Job: Find every line below that contains the word "this" and copy it out.

[Items listed in a dataset]
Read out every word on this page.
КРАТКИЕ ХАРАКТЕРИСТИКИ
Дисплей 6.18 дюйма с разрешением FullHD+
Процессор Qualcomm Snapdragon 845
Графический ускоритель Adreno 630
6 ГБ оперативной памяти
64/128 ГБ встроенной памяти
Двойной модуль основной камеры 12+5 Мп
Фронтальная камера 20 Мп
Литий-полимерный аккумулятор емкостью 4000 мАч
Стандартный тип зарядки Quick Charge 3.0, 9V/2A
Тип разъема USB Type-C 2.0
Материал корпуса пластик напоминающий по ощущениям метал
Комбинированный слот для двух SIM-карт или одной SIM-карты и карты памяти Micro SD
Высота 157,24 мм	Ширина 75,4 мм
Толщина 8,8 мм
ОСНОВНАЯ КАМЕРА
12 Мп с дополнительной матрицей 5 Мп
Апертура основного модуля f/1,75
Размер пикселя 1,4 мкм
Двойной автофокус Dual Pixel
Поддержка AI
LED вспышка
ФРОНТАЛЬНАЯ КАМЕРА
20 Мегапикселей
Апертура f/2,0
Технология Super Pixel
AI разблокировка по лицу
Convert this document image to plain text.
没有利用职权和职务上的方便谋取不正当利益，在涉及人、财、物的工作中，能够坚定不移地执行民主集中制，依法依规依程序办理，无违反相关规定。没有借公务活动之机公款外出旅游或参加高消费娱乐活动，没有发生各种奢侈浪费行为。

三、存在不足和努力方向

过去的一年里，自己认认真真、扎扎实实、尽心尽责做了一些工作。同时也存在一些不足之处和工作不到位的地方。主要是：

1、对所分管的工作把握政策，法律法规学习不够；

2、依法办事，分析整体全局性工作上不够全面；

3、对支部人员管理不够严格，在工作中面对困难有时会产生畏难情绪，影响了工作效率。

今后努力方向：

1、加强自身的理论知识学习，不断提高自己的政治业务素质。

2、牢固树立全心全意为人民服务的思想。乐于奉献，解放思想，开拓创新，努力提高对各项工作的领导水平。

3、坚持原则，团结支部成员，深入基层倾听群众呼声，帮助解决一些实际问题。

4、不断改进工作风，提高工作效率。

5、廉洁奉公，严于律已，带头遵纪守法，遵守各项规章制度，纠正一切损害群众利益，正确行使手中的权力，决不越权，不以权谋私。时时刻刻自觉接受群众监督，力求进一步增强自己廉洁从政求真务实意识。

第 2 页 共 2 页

Complete answer:
Read out every word on this page.
Convert this document image to plain text.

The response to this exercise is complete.